Exercise requirements: Each record must be reproduced exactly as it is shown.

Supplied material:
****************

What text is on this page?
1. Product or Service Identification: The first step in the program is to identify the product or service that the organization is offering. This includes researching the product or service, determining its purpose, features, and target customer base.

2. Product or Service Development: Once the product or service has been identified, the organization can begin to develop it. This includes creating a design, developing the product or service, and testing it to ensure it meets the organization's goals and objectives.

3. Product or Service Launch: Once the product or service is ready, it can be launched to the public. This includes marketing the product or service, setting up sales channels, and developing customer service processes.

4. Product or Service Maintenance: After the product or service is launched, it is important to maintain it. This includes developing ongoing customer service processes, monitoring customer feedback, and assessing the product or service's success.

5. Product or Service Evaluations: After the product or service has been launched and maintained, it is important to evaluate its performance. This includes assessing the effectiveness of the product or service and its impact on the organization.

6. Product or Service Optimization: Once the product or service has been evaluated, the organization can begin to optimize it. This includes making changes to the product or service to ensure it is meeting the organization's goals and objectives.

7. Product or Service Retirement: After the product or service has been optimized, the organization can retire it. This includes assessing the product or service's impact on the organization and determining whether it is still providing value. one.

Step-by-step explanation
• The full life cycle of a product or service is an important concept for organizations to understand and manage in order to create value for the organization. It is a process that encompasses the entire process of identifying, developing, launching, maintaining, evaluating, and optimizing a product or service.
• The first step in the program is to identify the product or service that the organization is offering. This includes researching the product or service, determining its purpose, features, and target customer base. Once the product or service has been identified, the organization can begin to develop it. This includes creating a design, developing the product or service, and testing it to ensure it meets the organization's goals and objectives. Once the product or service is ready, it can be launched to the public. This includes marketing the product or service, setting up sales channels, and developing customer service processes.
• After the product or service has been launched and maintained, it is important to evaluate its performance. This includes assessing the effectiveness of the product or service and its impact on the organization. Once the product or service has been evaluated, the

****************

Task output:
What text is on this page?
1. Product or Service Identification: The first step in the program is to identify the product or service that the organization is offering. This includes researching the product or service, determining its purpose, features, and target customer base.

2. Product or Service Development: Once the product or service has been identified, the organization can begin to develop it. This includes creating a design, developing the product or service, and testing it to ensure it meets the organization's goals and objectives.

3. Product or Service Launch: Once the product or service is ready, it can be launched to the public. This includes marketing the product or service, setting up sales channels, and developing customer service processes.

4. Product or Service Maintenance: After the product or service is launched, it is important to maintain it. This includes developing ongoing customer service processes, monitoring customer feedback, and assessing the product or service's success.

5. Product or Service Evaluations: After the product or service has been launched and maintained, it is important to evaluate its performance. This includes assessing the effectiveness of the product or service and its impact on the organization.

6. Product or Service Optimization: Once the product or service has been evaluated, the organization can begin to optimize it. This includes making changes to the product or service to ensure it is meeting the organization's goals and objectives.

7. Product or Service Retirement: After the product or service has been optimized, the organization can retire it. This includes assessing the product or service's impact on the organization and determining whether it is still providing value. one.

Step-by-step explanation
• The full life cycle of a product or service is an important concept for organizations to understand and manage in order to create value for the organization. It is a process that encompasses the entire process of identifying, developing, launching, maintaining, evaluating, and optimizing a product or service.
• The first step in the program is to identify the product or service that the organization is offering. This includes researching the product or service, determining its purpose, features, and target customer base. Once the product or service has been identified, the organization can begin to develop it. This includes creating a design, developing the product or service, and testing it to ensure it meets the organization's goals and objectives. Once the product or service is ready, it can be launched to the public. This includes marketing the product or service, setting up sales channels, and developing customer service processes.
• After the product or service has been launched and maintained, it is important to evaluate its performance. This includes assessing the effectiveness of the product or service and its impact on the organization. Once the product or service has been evaluated, the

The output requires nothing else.